(Extracted data entries)
━━━━━━━━━━━━━━━━━━━━━━━━━━━━━━

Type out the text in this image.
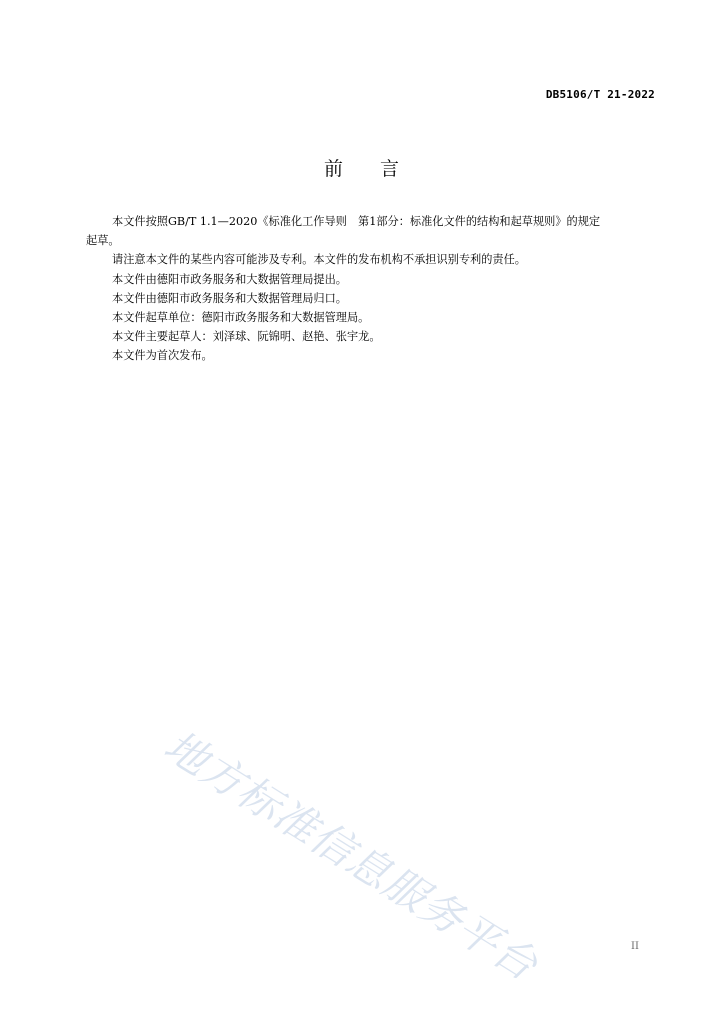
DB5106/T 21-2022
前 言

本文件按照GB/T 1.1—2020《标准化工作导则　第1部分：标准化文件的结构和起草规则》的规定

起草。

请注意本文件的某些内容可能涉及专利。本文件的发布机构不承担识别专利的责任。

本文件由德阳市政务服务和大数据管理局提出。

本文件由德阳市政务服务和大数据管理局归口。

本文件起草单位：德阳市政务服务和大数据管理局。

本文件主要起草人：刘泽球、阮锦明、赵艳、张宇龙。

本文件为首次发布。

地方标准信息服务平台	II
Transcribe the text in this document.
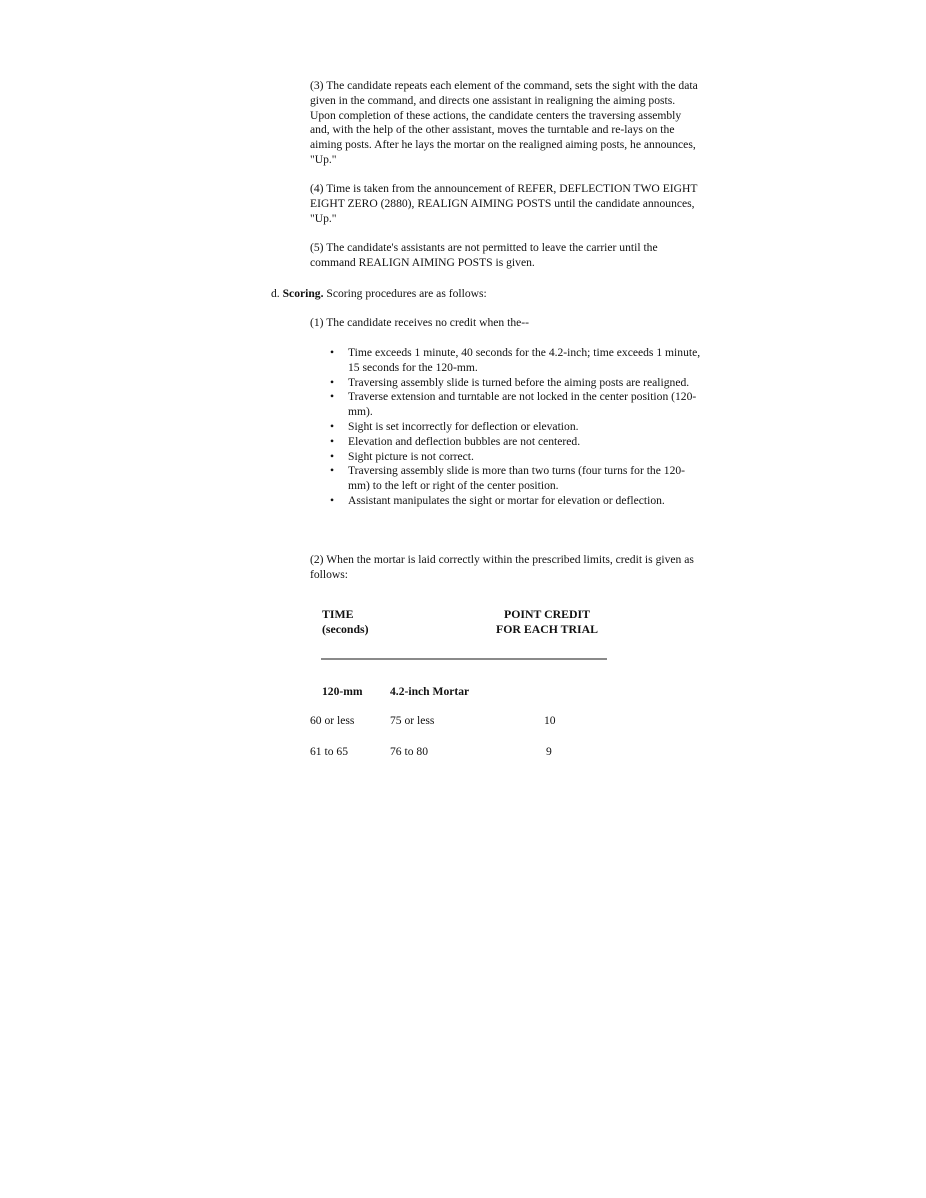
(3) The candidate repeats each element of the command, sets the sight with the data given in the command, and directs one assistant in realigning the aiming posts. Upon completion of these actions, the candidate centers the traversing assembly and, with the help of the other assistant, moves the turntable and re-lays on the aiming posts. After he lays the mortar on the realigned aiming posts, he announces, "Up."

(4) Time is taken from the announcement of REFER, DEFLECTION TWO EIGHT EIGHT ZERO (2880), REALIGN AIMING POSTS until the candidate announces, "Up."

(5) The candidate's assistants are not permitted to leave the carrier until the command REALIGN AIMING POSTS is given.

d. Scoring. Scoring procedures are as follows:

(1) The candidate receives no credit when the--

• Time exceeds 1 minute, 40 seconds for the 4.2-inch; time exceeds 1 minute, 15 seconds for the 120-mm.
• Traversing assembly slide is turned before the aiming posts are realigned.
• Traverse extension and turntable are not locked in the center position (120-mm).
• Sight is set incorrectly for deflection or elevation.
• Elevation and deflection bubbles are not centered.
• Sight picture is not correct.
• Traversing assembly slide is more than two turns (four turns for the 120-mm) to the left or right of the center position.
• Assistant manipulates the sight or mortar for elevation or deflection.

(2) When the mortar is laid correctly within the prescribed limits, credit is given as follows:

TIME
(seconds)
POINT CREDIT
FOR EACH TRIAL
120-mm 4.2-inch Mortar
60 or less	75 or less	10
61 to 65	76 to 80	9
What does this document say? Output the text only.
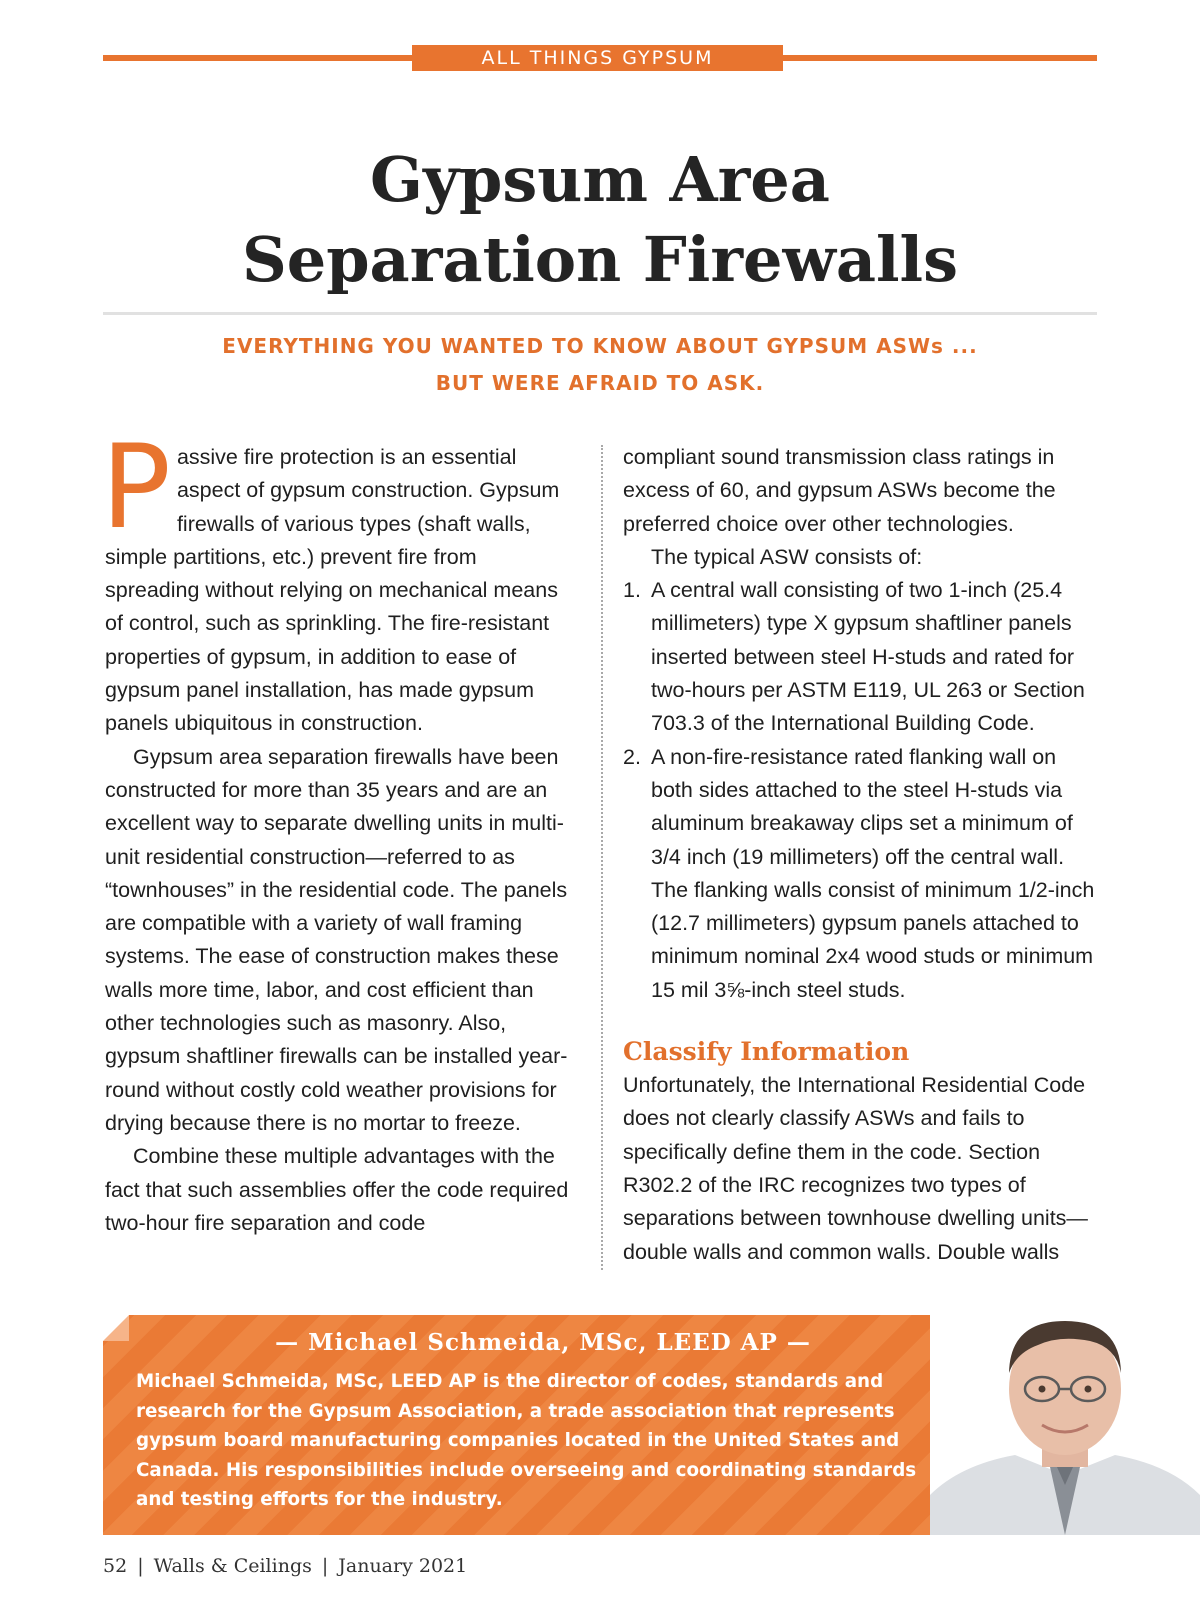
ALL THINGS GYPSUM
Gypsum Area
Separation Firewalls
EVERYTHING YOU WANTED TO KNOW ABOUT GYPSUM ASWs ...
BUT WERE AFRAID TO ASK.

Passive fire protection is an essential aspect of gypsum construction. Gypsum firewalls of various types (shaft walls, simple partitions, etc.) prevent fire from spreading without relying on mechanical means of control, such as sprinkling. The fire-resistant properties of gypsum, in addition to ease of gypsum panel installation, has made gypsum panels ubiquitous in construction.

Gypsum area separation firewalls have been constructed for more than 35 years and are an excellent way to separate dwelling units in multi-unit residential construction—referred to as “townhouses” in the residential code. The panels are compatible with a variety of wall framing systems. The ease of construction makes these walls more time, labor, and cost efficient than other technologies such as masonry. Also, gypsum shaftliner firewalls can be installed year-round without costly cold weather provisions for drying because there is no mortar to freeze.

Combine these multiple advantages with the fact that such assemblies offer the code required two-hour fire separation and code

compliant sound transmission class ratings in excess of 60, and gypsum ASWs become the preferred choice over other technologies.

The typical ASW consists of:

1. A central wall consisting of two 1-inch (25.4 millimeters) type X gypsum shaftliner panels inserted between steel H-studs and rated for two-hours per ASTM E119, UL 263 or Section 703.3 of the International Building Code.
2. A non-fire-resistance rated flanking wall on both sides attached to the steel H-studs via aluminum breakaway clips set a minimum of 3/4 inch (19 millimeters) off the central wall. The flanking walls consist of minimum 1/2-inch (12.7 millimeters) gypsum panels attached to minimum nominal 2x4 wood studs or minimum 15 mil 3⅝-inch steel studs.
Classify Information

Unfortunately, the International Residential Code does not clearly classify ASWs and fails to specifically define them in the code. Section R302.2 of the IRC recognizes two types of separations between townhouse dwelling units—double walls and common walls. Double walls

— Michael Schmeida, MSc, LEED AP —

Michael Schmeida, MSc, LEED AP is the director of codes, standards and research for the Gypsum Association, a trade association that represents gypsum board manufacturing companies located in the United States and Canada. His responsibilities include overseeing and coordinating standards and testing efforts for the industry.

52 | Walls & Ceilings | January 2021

━━━━━━━━━━━━━━━━━━━━━━━━━━━━━━

Goal:
Select and copy every line from the records that includes the word "studs".

Expected output:
1. A central wall consisting of two 1-inch (25.4 millimeters) type X gypsum shaftliner panels inserted between steel H-studs and rated for two-hours per ASTM E119, UL 263 or Section 703.3 of the International Building Code.
2. A non-fire-resistance rated flanking wall on both sides attached to the steel H-studs via aluminum breakaway clips set a minimum of 3/4 inch (19 millimeters) off the central wall. The flanking walls consist of minimum 1/2-inch (12.7 millimeters) gypsum panels attached to minimum nominal 2x4 wood studs or minimum 15 mil 3⅝-inch steel studs.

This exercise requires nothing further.